READING TEXT ▸
......

I want to jump in with 2 cents on this exchange about status spending at the Inequality forum at Cato Unbound. Elizabeth Anderson:
One single mother, desperate to see her daughter wear socially accepted clothes, couldn’t pay her utility bills because she spent her income on a pricey t-shirt for her daughter.
all of us, rich or poor, are capable of taking responsibility for our consumption decisions…Our priorities are our priorities; they are to a significant degree up to us. We can change them. I wonder if Anderson believes that the mother in her story made the right decision. If not, I wonder if she thinks that it was within the mother’s power to explain to her that her daughter why paying the utility bill must take priority over fashion and that, indeed, taking responsibility in this is something to be proud of. I don’t think that straitened economic circumstances strip people of their agency or deny them the dignity of wisely exercising it,
So here’s the counter-intuitive idea for the day. The problem is, in many cases, that struggling working and middle-class families spend too little on discretionary items. Wha-wha-what? Here’s a similar story from Elizabeth Warren’s money-planning guide, All Your Worth:
The day I [Elizabeth] met Brandi I thought she would wear a hole right through her shirtsleave where her right hand kept rubbing her left arm. She explained that she and Bret both worked hard – really hard. Bret takes overtime whenever he can. They don’t go to movies and they never eat out….They were desperate to get out of debt, but whenever they started to pull out of the hole, something always went wrong.
When their 4-year-old was invited to a birthday party, Brandi cruised the aisles at the discount store. But Theresa was desperate to have the $18 Princess Tea Set for her “best friend ever”. In the car on the way home, the little girl refused to look at the $4.88 plastic doll that Brandi had bought over Theresa’s protest. After a long silence, she asked her mother quietly, “Why can’t we ever do anything nice?” Brandi later told me: “That’s when I lost it. I was bone tired. Tired of always coming up short. Theresa is such a good kid, and she just wanted a stupid birthday present for her best friend and I didn’t have the money. I started to cry and I couldn’t stop. It was so bad I had to pull off the road…I’m not a crier. I’m really not. But she’s just a little girl.”
Brandi and Brett came to my office laden with files and bills, ready for a marathon session of let’s-figure-out-the-money. After we went over some of the numbers, I leaned back and told them they were spending too little on the extras. They were stunned. I explained that their real problem had nothing to do with birthday presents or haircuts; their real problem was that they were spending way too much on their basic monthly bills.

......

COMPLETE THE FOLLOWING ▸
1 - Name every person the post on status spending identifies by name.
2 - Transcribe the post on status spending from "I want to jump" to "for her daughter.".
3 - Write the next part of the post on status spending, picking up after its final sentence.

Items from a data source ▸
......

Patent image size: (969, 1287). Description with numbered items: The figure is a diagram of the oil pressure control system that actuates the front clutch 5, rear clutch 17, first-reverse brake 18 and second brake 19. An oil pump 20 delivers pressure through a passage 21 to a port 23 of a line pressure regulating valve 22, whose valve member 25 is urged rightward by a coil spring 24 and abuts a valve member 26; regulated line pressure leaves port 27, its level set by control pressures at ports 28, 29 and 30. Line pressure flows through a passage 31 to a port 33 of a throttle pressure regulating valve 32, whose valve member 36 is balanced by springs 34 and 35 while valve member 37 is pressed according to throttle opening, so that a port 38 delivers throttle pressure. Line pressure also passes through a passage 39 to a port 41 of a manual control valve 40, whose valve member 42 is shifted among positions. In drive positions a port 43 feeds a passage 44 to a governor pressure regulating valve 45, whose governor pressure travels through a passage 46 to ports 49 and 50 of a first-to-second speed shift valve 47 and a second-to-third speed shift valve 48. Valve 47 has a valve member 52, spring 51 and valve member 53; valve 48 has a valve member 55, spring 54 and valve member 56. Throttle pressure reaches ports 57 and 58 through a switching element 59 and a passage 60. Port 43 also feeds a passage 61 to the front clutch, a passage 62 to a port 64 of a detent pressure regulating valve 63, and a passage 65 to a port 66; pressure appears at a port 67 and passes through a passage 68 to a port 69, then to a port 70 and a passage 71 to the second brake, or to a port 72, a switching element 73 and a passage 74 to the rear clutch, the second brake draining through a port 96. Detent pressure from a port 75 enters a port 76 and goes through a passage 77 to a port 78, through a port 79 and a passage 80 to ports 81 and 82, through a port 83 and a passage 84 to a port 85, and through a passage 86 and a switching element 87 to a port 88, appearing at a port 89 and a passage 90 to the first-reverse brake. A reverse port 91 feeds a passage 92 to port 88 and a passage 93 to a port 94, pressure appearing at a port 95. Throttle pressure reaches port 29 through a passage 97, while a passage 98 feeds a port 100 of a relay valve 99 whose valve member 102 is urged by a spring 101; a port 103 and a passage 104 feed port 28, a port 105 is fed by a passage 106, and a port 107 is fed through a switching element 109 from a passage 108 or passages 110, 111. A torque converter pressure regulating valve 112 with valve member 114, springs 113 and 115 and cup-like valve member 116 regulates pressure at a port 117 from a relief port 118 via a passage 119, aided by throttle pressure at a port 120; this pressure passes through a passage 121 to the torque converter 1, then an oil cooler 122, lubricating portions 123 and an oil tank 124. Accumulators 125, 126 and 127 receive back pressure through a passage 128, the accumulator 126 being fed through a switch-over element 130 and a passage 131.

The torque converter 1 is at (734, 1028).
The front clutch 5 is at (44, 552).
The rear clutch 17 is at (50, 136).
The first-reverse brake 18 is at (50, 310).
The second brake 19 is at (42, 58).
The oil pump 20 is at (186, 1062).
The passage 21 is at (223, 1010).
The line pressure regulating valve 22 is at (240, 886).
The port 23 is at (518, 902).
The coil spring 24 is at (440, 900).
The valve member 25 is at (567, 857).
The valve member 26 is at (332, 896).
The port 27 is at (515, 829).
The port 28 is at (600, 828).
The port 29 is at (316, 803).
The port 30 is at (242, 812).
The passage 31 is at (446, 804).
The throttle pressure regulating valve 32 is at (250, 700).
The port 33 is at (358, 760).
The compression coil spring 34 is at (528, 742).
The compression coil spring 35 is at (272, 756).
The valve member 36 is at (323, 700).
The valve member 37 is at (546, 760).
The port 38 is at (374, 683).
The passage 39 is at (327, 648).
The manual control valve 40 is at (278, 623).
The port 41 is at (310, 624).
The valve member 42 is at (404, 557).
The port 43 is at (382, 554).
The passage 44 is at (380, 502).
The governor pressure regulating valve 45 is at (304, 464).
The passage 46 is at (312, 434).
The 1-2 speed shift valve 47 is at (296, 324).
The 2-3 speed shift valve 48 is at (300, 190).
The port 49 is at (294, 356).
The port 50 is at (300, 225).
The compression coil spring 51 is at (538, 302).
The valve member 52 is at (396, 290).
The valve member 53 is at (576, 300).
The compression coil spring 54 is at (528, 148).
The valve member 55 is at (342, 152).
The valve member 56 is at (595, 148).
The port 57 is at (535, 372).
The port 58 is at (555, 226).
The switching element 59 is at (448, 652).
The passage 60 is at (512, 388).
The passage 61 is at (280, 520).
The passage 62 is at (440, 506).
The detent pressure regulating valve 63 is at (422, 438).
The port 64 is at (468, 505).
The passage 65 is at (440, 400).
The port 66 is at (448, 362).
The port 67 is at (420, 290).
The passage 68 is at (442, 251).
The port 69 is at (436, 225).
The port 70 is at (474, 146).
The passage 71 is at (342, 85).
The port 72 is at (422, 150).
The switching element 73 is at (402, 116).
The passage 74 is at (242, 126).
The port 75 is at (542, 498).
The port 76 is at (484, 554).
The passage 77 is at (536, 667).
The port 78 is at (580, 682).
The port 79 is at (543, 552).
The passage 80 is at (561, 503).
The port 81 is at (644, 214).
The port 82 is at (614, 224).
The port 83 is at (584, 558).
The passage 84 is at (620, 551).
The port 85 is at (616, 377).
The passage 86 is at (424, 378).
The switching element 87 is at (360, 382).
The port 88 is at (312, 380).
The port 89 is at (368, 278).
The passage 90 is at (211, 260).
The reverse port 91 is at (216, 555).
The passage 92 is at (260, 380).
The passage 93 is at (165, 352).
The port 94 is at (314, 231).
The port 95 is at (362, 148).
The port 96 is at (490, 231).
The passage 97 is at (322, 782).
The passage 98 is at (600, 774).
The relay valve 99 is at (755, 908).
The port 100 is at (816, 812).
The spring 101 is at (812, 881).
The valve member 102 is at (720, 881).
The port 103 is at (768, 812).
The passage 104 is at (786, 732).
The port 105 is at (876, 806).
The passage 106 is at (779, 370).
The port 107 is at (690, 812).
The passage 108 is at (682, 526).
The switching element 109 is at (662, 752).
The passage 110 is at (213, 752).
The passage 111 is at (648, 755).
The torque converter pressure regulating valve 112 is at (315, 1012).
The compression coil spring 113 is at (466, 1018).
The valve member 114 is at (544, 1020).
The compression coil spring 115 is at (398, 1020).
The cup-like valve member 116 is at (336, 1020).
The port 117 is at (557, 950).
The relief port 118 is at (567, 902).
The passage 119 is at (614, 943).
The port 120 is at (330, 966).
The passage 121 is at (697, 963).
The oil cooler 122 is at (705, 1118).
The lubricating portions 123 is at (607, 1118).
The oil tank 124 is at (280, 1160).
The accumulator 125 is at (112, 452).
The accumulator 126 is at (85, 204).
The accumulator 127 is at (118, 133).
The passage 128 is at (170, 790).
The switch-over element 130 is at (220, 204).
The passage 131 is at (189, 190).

......

ANSWERS BY TASK ▸
1 - Elizabeth Anderson, Elizabeth Warren, Brandi, Bret (spelled "Brett" in the last paragraph), Theresa

2 -
I want to jump in with 2 cents on this exchange about status spending at the Inequality forum at Cato Unbound. Elizabeth Anderson:
One single mother, desperate to see her daughter wear socially accepted clothes, couldn’t pay her utility bills because she spent her income on a pricey t-shirt for her daughter.

3 -
You find this very quickly with many families. In the story above, the family spent too much on housing relative to their earnings, and had also purchased a new car that was too much of their monthly budget. The new car was almost $18/day (a Princess Tea Set every day!). The problem isn’t that they are extravagant on the little things, it’s that their fixed expenses are too high. When trouble hits, as it always does, it’s very difficult to cycle out of fixed expenses.
To use a blunt example, if you are someone in the business of wanting a government so small you can drown it in a bathtub, that t-shirt, or that Princess Tea Set, is the equivalent of an initiative to drop $50m from the Federal budget. Sounds nice, but does it really make a difference? Or are there some fixed (or this case, committed to) costs that can’t easily be turned down?
This is in part a problem of financial education, and I’m not sure how to make the momentum take hold other than just to blog about it. Our thinking is dominated by thinking about marginal effects – cut out that cup of expensive coffee and you’ll be fine! – and a certain type of morality mapped onto the household budget. But thinking of the household as a firm that has liquidity constraints and fixed expenses helps explain why many families suffer better than the current ways we discuss it.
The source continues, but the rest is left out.